Restate all of the data exactly.

— begin —

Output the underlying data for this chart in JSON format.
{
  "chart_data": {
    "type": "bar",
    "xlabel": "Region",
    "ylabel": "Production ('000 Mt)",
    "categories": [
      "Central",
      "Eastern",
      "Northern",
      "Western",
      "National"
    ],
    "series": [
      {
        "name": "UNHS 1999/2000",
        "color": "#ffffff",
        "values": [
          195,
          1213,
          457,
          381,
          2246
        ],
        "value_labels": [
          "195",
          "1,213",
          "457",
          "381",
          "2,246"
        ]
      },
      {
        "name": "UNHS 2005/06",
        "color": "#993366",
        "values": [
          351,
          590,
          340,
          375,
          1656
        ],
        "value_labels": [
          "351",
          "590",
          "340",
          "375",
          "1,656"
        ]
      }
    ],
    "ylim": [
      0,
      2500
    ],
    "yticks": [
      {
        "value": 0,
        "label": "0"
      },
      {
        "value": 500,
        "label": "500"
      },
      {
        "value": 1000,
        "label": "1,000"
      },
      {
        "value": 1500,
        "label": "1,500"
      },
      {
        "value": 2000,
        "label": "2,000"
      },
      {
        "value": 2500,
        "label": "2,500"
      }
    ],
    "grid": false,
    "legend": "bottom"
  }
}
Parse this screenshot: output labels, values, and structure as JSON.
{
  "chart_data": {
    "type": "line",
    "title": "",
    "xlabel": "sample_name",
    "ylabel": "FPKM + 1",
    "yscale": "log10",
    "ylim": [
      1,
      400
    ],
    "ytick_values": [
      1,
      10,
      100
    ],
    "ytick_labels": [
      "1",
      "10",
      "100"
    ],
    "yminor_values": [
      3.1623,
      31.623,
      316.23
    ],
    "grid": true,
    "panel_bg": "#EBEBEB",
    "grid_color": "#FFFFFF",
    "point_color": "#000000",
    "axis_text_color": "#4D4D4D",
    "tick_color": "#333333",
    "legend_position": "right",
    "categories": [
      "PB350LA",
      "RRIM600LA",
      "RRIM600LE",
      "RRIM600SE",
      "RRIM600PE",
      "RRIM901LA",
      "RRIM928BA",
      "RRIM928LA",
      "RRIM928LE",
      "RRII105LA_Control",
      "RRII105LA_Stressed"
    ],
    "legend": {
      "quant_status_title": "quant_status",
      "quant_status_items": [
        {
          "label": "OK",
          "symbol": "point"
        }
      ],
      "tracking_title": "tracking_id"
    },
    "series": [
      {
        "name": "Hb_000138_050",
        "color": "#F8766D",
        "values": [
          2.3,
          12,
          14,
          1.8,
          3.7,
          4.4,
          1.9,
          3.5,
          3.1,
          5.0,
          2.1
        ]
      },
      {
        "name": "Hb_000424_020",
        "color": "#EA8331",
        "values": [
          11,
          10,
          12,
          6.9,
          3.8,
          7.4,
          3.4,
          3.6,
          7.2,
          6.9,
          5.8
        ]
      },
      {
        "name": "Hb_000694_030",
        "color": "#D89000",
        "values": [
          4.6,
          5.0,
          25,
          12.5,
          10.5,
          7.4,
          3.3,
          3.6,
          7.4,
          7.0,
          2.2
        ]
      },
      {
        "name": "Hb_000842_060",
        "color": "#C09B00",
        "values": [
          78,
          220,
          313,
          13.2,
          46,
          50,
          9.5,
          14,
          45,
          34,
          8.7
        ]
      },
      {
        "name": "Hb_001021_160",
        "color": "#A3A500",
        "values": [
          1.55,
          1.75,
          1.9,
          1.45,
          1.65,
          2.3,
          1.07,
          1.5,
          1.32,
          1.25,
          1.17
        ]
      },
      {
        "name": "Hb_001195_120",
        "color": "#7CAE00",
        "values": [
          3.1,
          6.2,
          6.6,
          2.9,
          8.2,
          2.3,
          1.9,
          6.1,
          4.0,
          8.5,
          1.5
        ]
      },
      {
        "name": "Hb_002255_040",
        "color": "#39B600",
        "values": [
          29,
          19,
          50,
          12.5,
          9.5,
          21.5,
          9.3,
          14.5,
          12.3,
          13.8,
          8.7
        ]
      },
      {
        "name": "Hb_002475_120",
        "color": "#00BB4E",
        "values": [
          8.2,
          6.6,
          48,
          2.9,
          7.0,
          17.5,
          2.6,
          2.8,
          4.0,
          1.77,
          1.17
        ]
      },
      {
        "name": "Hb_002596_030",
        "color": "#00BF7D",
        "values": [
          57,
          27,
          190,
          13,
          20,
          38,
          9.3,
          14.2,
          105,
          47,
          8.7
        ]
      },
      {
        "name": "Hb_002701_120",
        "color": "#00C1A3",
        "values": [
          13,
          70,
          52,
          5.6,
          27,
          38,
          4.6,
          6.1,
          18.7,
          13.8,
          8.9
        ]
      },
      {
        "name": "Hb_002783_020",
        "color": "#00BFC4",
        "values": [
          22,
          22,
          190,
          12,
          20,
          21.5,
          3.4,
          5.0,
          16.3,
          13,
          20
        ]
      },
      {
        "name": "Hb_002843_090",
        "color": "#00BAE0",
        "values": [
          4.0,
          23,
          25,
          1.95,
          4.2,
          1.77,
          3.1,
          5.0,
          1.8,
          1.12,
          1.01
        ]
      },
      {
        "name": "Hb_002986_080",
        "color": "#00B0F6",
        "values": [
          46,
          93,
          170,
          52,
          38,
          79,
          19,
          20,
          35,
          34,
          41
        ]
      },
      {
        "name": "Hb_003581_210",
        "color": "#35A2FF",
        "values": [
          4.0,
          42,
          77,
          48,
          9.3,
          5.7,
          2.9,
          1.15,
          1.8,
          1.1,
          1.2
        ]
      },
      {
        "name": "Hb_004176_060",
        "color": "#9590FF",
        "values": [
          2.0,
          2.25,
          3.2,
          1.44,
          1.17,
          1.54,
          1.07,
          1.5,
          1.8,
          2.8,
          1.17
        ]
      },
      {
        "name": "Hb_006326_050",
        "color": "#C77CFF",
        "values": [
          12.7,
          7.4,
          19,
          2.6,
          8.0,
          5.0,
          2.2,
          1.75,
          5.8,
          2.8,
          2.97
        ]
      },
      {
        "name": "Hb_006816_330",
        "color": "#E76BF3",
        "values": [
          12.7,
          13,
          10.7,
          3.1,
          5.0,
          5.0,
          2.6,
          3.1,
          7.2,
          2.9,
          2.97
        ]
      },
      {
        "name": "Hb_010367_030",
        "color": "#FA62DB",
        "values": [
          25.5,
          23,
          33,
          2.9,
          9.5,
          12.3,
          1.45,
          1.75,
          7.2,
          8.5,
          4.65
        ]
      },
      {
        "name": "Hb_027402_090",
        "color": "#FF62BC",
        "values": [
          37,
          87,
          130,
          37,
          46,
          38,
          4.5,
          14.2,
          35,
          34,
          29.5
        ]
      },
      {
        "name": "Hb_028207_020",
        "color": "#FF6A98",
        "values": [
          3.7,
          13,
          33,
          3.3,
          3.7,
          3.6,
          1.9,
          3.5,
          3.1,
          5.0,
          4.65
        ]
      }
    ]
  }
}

— end —

## [REPLY]
Output the underlying data for this chart in JSON format.
{
  "chart_data": {
    "type": "bar",
    "xlabel": "Region",
    "ylabel": "Production ('000 Mt)",
    "categories": [
      "Central",
      "Eastern",
      "Northern",
      "Western",
      "National"
    ],
    "series": [
      {
        "name": "UNHS 1999/2000",
        "color": "#ffffff",
        "values": [
          195,
          1213,
          457,
          381,
          2246
        ],
        "value_labels": [
          "195",
          "1,213",
          "457",
          "381",
          "2,246"
        ]
      },
      {
        "name": "UNHS 2005/06",
        "color": "#993366",
        "values": [
          351,
          590,
          340,
          375,
          1656
        ],
        "value_labels": [
          "351",
          "590",
          "340",
          "375",
          "1,656"
        ]
      }
    ],
    "ylim": [
      0,
      2500
    ],
    "yticks": [
      {
        "value": 0,
        "label": "0"
      },
      {
        "value": 500,
        "label": "500"
      },
      {
        "value": 1000,
        "label": "1,000"
      },
      {
        "value": 1500,
        "label": "1,500"
      },
      {
        "value": 2000,
        "label": "2,000"
      },
      {
        "value": 2500,
        "label": "2,500"
      }
    ],
    "grid": false,
    "legend": "bottom"
  }
}
Parse this screenshot: output labels, values, and structure as JSON.
{
  "chart_data": {
    "type": "line",
    "title": "",
    "xlabel": "sample_name",
    "ylabel": "FPKM + 1",
    "yscale": "log10",
    "ylim": [
      1,
      400
    ],
    "ytick_values": [
      1,
      10,
      100
    ],
    "ytick_labels": [
      "1",
      "10",
      "100"
    ],
    "yminor_values": [
      3.1623,
      31.623,
      316.23
    ],
    "grid": true,
    "panel_bg": "#EBEBEB",
    "grid_color": "#FFFFFF",
    "point_color": "#000000",
    "axis_text_color": "#4D4D4D",
    "tick_color": "#333333",
    "legend_position": "right",
    "categories": [
      "PB350LA",
      "RRIM600LA",
      "RRIM600LE",
      "RRIM600SE",
      "RRIM600PE",
      "RRIM901LA",
      "RRIM928BA",
      "RRIM928LA",
      "RRIM928LE",
      "RRII105LA_Control",
      "RRII105LA_Stressed"
    ],
    "legend": {
      "quant_status_title": "quant_status",
      "quant_status_items": [
        {
          "label": "OK",
          "symbol": "point"
        }
      ],
      "tracking_title": "tracking_id"
    },
    "series": [
      {
        "name": "Hb_000138_050",
        "color": "#F8766D",
        "values": [
          2.3,
          12,
          14,
          1.8,
          3.7,
          4.4,
          1.9,
          3.5,
          3.1,
          5.0,
          2.1
        ]
      },
      {
        "name": "Hb_000424_020",
        "color": "#EA8331",
        "values": [
          11,
          10,
          12,
          6.9,
          3.8,
          7.4,
          3.4,
          3.6,
          7.2,
          6.9,
          5.8
        ]
      },
      {
        "name": "Hb_000694_030",
        "color": "#D89000",
        "values": [
          4.6,
          5.0,
          25,
          12.5,
          10.5,
          7.4,
          3.3,
          3.6,
          7.4,
          7.0,
          2.2
        ]
      },
      {
        "name": "Hb_000842_060",
        "color": "#C09B00",
        "values": [
          78,
          220,
          313,
          13.2,
          46,
          50,
          9.5,
          14,
          45,
          34,
          8.7
        ]
      },
      {
        "name": "Hb_001021_160",
        "color": "#A3A500",
        "values": [
          1.55,
          1.75,
          1.9,
          1.45,
          1.65,
          2.3,
          1.07,
          1.5,
          1.32,
          1.25,
          1.17
        ]
      },
      {
        "name": "Hb_001195_120",
        "color": "#7CAE00",
        "values": [
          3.1,
          6.2,
          6.6,
          2.9,
          8.2,
          2.3,
          1.9,
          6.1,
          4.0,
          8.5,
          1.5
        ]
      },
      {
        "name": "Hb_002255_040",
        "color": "#39B600",
        "values": [
          29,
          19,
          50,
          12.5,
          9.5,
          21.5,
          9.3,
          14.5,
          12.3,
          13.8,
          8.7
        ]
      },
      {
        "name": "Hb_002475_120",
        "color": "#00BB4E",
        "values": [
          8.2,
          6.6,
          48,
          2.9,
          7.0,
          17.5,
          2.6,
          2.8,
          4.0,
          1.77,
          1.17
        ]
      },
      {
        "name": "Hb_002596_030",
        "color": "#00BF7D",
        "values": [
          57,
          27,
          190,
          13,
          20,
          38,
          9.3,
          14.2,
          105,
          47,
          8.7
        ]
      },
      {
        "name": "Hb_002701_120",
        "color": "#00C1A3",
        "values": [
          13,
          70,
          52,
          5.6,
          27,
          38,
          4.6,
          6.1,
          18.7,
          13.8,
          8.9
        ]
      },
      {
        "name": "Hb_002783_020",
        "color": "#00BFC4",
        "values": [
          22,
          22,
          190,
          12,
          20,
          21.5,
          3.4,
          5.0,
          16.3,
          13,
          20
        ]
      },
      {
        "name": "Hb_002843_090",
        "color": "#00BAE0",
        "values": [
          4.0,
          23,
          25,
          1.95,
          4.2,
          1.77,
          3.1,
          5.0,
          1.8,
          1.12,
          1.01
        ]
      },
      {
        "name": "Hb_002986_080",
        "color": "#00B0F6",
        "values": [
          46,
          93,
          170,
          52,
          38,
          79,
          19,
          20,
          35,
          34,
          41
        ]
      },
      {
        "name": "Hb_003581_210",
        "color": "#35A2FF",
        "values": [
          4.0,
          42,
          77,
          48,
          9.3,
          5.7,
          2.9,
          1.15,
          1.8,
          1.1,
          1.2
        ]
      },
      {
        "name": "Hb_004176_060",
        "color": "#9590FF",
        "values": [
          2.0,
          2.25,
          3.2,
          1.44,
          1.17,
          1.54,
          1.07,
          1.5,
          1.8,
          2.8,
          1.17
        ]
      },
      {
        "name": "Hb_006326_050",
        "color": "#C77CFF",
        "values": [
          12.7,
          7.4,
          19,
          2.6,
          8.0,
          5.0,
          2.2,
          1.75,
          5.8,
          2.8,
          2.97
        ]
      },
      {
        "name": "Hb_006816_330",
        "color": "#E76BF3",
        "values": [
          12.7,
          13,
          10.7,
          3.1,
          5.0,
          5.0,
          2.6,
          3.1,
          7.2,
          2.9,
          2.97
        ]
      },
      {
        "name": "Hb_010367_030",
        "color": "#FA62DB",
        "values": [
          25.5,
          23,
          33,
          2.9,
          9.5,
          12.3,
          1.45,
          1.75,
          7.2,
          8.5,
          4.65
        ]
      },
      {
        "name": "Hb_027402_090",
        "color": "#FF62BC",
        "values": [
          37,
          87,
          130,
          37,
          46,
          38,
          4.5,
          14.2,
          35,
          34,
          29.5
        ]
      },
      {
        "name": "Hb_028207_020",
        "color": "#FF6A98",
        "values": [
          3.7,
          13,
          33,
          3.3,
          3.7,
          3.6,
          1.9,
          3.5,
          3.1,
          5.0,
          4.65
        ]
      }
    ]
  }
}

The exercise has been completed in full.